Work to be completed: Will you output the entries below exactly, skipping every image they contain?
┌─ Dataset records
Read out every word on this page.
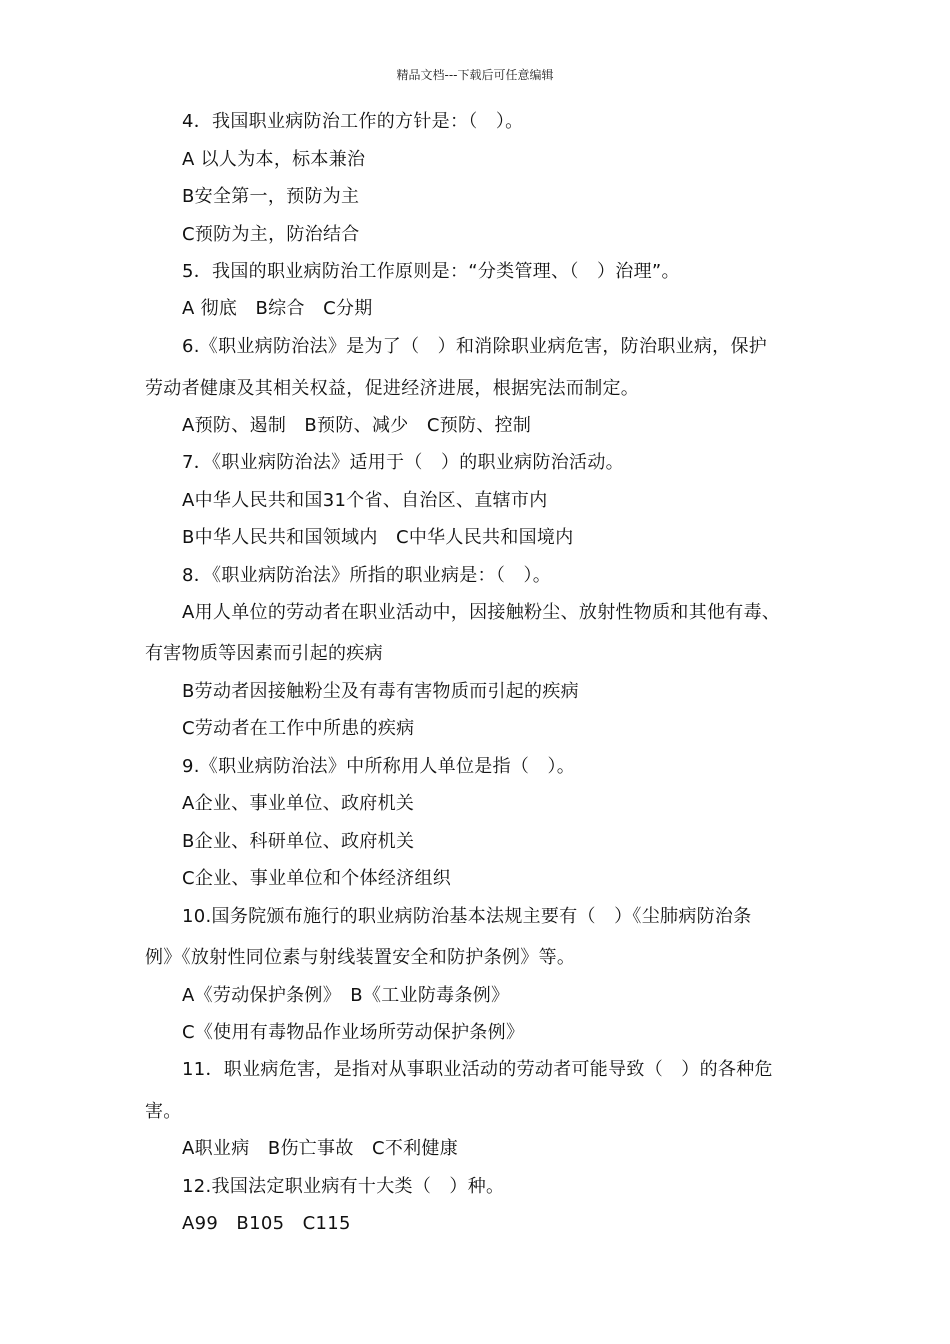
精品文档---下载后可任意编辑
4．我国职业病防治工作的方针是：（　）。
A 以人为本，标本兼治
B安全第一，预防为主
C预防为主，防治结合
5．我国的职业病防治工作原则是：“分类管理、（　）治理”。
A 彻底　B综合　C分期
6.《职业病防治法》是为了（　）和消除职业病危害，防治职业病，保护
劳动者健康及其相关权益，促进经济进展，根据宪法而制定。
A预防、遏制　B预防、减少　C预防、控制
7．《职业病防治法》适用于（　）的职业病防治活动。
A中华人民共和国31个省、自治区、直辖市内
B中华人民共和国领域内　C中华人民共和国境内
8．《职业病防治法》所指的职业病是：（　）。
A用人单位的劳动者在职业活动中，因接触粉尘、放射性物质和其他有毒、
有害物质等因素而引起的疾病
B劳动者因接触粉尘及有毒有害物质而引起的疾病
C劳动者在工作中所患的疾病
9.《职业病防治法》中所称用人单位是指（　）。
A企业、事业单位、政府机关
B企业、科研单位、政府机关
C企业、事业单位和个体经济组织
10.国务院颁布施行的职业病防治基本法规主要有（　）《尘肺病防治条
例》《放射性同位素与射线装置安全和防护条例》等。
A《劳动保护条例》　B《工业防毒条例》
C《使用有毒物品作业场所劳动保护条例》
11．职业病危害，是指对从事职业活动的劳动者可能导致（　）的各种危
害。
A职业病　B伤亡事故　C不利健康
12.我国法定职业病有十大类（　）种。
A99　B105　C115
└─
Exercise output:
Read out every word on this page.
精品文档---下载后可任意编辑
4．我国职业病防治工作的方针是：（　）。
A 以人为本，标本兼治
B安全第一，预防为主
C预防为主，防治结合
5．我国的职业病防治工作原则是：“分类管理、（　）治理”。
A 彻底　B综合　C分期
6.《职业病防治法》是为了（　）和消除职业病危害，防治职业病，保护
劳动者健康及其相关权益，促进经济进展，根据宪法而制定。
A预防、遏制　B预防、减少　C预防、控制
7．《职业病防治法》适用于（　）的职业病防治活动。
A中华人民共和国31个省、自治区、直辖市内
B中华人民共和国领域内　C中华人民共和国境内
8．《职业病防治法》所指的职业病是：（　）。
A用人单位的劳动者在职业活动中，因接触粉尘、放射性物质和其他有毒、
有害物质等因素而引起的疾病
B劳动者因接触粉尘及有毒有害物质而引起的疾病
C劳动者在工作中所患的疾病
9.《职业病防治法》中所称用人单位是指（　）。
A企业、事业单位、政府机关
B企业、科研单位、政府机关
C企业、事业单位和个体经济组织
10.国务院颁布施行的职业病防治基本法规主要有（　）《尘肺病防治条
例》《放射性同位素与射线装置安全和防护条例》等。
A《劳动保护条例》　B《工业防毒条例》
C《使用有毒物品作业场所劳动保护条例》
11．职业病危害，是指对从事职业活动的劳动者可能导致（　）的各种危
害。
A职业病　B伤亡事故　C不利健康
12.我国法定职业病有十大类（　）种。
A99　B105　C115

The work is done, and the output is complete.